(Dataset excerpts)
---------------

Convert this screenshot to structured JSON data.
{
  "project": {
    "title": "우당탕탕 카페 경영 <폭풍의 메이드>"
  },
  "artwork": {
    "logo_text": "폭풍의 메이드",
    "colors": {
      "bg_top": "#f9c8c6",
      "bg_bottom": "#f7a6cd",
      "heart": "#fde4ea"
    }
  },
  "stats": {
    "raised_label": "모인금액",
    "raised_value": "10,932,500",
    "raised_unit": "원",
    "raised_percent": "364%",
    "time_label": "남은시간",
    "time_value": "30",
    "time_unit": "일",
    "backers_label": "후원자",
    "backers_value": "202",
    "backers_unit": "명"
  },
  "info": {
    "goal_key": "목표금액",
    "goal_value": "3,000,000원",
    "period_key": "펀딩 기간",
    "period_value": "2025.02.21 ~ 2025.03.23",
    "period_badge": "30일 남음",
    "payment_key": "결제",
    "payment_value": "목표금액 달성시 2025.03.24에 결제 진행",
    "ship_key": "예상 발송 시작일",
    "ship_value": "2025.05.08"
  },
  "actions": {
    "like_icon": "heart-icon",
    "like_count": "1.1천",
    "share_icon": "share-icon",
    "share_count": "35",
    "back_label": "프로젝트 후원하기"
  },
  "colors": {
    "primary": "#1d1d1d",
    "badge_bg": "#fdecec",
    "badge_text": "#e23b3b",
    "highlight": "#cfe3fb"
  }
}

---------------

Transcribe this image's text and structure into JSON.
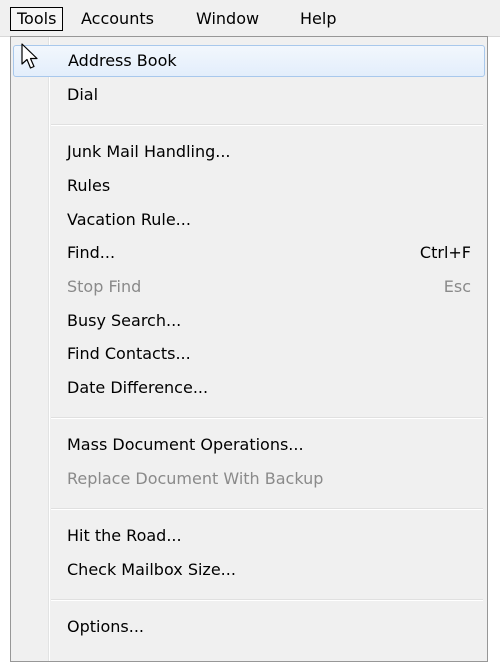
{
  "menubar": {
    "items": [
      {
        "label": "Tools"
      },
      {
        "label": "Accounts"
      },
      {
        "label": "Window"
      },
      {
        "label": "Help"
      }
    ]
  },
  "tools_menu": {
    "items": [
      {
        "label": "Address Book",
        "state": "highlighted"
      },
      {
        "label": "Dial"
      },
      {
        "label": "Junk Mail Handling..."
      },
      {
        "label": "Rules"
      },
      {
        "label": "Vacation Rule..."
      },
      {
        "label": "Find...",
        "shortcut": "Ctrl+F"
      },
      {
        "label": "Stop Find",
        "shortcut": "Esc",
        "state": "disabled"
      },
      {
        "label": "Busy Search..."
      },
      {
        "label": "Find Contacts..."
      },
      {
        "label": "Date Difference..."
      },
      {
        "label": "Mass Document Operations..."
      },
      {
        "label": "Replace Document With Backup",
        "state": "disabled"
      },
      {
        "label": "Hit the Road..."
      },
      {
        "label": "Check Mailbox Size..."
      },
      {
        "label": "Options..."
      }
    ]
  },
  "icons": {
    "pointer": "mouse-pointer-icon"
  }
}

---------------

### CHALLENGE
Select and copy each line from the data that includes the word "JSON".

### RESULT FOR THIS TASK
Convert this screenshot to structured JSON data.
Transcribe this image's text and structure into JSON.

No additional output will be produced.